------ Provided information
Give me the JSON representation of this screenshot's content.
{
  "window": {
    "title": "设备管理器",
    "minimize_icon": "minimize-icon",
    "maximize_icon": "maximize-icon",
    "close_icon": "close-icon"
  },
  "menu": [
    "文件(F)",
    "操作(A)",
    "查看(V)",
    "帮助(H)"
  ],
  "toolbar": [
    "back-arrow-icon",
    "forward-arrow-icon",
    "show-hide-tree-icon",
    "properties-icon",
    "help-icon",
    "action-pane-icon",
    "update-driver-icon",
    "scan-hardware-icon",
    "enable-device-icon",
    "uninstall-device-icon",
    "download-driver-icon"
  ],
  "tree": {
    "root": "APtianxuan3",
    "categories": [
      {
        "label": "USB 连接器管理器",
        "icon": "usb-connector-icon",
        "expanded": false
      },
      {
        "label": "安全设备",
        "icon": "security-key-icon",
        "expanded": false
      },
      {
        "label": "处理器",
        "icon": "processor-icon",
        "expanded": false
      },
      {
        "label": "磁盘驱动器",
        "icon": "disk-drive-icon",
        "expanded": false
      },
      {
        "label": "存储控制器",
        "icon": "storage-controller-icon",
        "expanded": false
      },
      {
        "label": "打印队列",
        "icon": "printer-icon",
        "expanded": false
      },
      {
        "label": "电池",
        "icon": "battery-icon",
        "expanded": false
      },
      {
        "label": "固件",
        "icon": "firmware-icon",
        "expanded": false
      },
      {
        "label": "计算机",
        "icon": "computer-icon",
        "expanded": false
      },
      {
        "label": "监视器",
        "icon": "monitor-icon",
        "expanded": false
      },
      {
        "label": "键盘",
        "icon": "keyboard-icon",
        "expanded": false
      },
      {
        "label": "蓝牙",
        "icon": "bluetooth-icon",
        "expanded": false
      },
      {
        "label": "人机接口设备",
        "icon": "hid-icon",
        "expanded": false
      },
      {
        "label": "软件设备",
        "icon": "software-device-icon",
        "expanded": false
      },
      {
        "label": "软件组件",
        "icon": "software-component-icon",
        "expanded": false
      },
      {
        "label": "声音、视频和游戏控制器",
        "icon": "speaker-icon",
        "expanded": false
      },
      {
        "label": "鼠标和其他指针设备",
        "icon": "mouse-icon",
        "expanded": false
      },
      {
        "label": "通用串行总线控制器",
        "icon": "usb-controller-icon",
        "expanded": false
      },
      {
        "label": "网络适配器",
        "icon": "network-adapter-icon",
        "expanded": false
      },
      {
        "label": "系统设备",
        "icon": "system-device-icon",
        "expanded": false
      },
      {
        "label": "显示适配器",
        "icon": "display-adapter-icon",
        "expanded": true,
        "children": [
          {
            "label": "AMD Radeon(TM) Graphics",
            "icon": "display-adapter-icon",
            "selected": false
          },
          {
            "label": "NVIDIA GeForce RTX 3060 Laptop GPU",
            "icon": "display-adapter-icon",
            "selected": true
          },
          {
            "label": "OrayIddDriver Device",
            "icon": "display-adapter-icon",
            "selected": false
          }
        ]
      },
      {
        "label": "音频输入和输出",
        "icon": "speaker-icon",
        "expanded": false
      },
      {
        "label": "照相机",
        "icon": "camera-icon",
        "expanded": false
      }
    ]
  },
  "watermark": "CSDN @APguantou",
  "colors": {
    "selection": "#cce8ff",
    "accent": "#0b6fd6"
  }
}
------------
__Directive__.
Repeat all the records. Match each line exactly.

__Finished exercise__.
Give me the JSON representation of this screenshot's content.
{
  "window": {
    "title": "设备管理器",
    "minimize_icon": "minimize-icon",
    "maximize_icon": "maximize-icon",
    "close_icon": "close-icon"
  },
  "menu": [
    "文件(F)",
    "操作(A)",
    "查看(V)",
    "帮助(H)"
  ],
  "toolbar": [
    "back-arrow-icon",
    "forward-arrow-icon",
    "show-hide-tree-icon",
    "properties-icon",
    "help-icon",
    "action-pane-icon",
    "update-driver-icon",
    "scan-hardware-icon",
    "enable-device-icon",
    "uninstall-device-icon",
    "download-driver-icon"
  ],
  "tree": {
    "root": "APtianxuan3",
    "categories": [
      {
        "label": "USB 连接器管理器",
        "icon": "usb-connector-icon",
        "expanded": false
      },
      {
        "label": "安全设备",
        "icon": "security-key-icon",
        "expanded": false
      },
      {
        "label": "处理器",
        "icon": "processor-icon",
        "expanded": false
      },
      {
        "label": "磁盘驱动器",
        "icon": "disk-drive-icon",
        "expanded": false
      },
      {
        "label": "存储控制器",
        "icon": "storage-controller-icon",
        "expanded": false
      },
      {
        "label": "打印队列",
        "icon": "printer-icon",
        "expanded": false
      },
      {
        "label": "电池",
        "icon": "battery-icon",
        "expanded": false
      },
      {
        "label": "固件",
        "icon": "firmware-icon",
        "expanded": false
      },
      {
        "label": "计算机",
        "icon": "computer-icon",
        "expanded": false
      },
      {
        "label": "监视器",
        "icon": "monitor-icon",
        "expanded": false
      },
      {
        "label": "键盘",
        "icon": "keyboard-icon",
        "expanded": false
      },
      {
        "label": "蓝牙",
        "icon": "bluetooth-icon",
        "expanded": false
      },
      {
        "label": "人机接口设备",
        "icon": "hid-icon",
        "expanded": false
      },
      {
        "label": "软件设备",
        "icon": "software-device-icon",
        "expanded": false
      },
      {
        "label": "软件组件",
        "icon": "software-component-icon",
        "expanded": false
      },
      {
        "label": "声音、视频和游戏控制器",
        "icon": "speaker-icon",
        "expanded": false
      },
      {
        "label": "鼠标和其他指针设备",
        "icon": "mouse-icon",
        "expanded": false
      },
      {
        "label": "通用串行总线控制器",
        "icon": "usb-controller-icon",
        "expanded": false
      },
      {
        "label": "网络适配器",
        "icon": "network-adapter-icon",
        "expanded": false
      },
      {
        "label": "系统设备",
        "icon": "system-device-icon",
        "expanded": false
      },
      {
        "label": "显示适配器",
        "icon": "display-adapter-icon",
        "expanded": true,
        "children": [
          {
            "label": "AMD Radeon(TM) Graphics",
            "icon": "display-adapter-icon",
            "selected": false
          },
          {
            "label": "NVIDIA GeForce RTX 3060 Laptop GPU",
            "icon": "display-adapter-icon",
            "selected": true
          },
          {
            "label": "OrayIddDriver Device",
            "icon": "display-adapter-icon",
            "selected": false
          }
        ]
      },
      {
        "label": "音频输入和输出",
        "icon": "speaker-icon",
        "expanded": false
      },
      {
        "label": "照相机",
        "icon": "camera-icon",
        "expanded": false
      }
    ]
  },
  "watermark": "CSDN @APguantou",
  "colors": {
    "selection": "#cce8ff",
    "accent": "#0b6fd6"
  }
}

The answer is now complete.